▸ **Written task**
Repeat the whole listing below, word for word.

[Records from a dataset]
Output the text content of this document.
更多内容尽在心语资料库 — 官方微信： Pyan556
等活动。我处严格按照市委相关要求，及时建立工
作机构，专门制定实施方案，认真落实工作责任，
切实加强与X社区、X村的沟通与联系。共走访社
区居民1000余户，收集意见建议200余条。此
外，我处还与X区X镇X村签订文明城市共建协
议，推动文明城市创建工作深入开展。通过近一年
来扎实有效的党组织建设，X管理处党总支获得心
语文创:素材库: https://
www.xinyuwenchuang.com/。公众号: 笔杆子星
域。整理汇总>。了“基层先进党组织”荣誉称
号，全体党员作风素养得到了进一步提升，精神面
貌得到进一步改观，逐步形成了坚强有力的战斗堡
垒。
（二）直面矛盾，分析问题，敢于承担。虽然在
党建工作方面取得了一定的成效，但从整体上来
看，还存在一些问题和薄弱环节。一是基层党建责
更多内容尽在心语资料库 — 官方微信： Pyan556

▸ **Task response**
Output the text content of this document.
更多内容尽在心语资料库 — 官方微信： Pyan556
等活动。我处严格按照市委相关要求，及时建立工
作机构，专门制定实施方案，认真落实工作责任，
切实加强与X社区、X村的沟通与联系。共走访社
区居民1000余户，收集意见建议200余条。此
外，我处还与X区X镇X村签订文明城市共建协
议，推动文明城市创建工作深入开展。通过近一年
来扎实有效的党组织建设，X管理处党总支获得心
语文创:素材库: https://
www.xinyuwenchuang.com/。公众号: 笔杆子星
域。整理汇总>。了“基层先进党组织”荣誉称
号，全体党员作风素养得到了进一步提升，精神面
貌得到进一步改观，逐步形成了坚强有力的战斗堡
垒。
（二）直面矛盾，分析问题，敢于承担。虽然在
党建工作方面取得了一定的成效，但从整体上来
看，还存在一些问题和薄弱环节。一是基层党建责
更多内容尽在心语资料库 — 官方微信： Pyan556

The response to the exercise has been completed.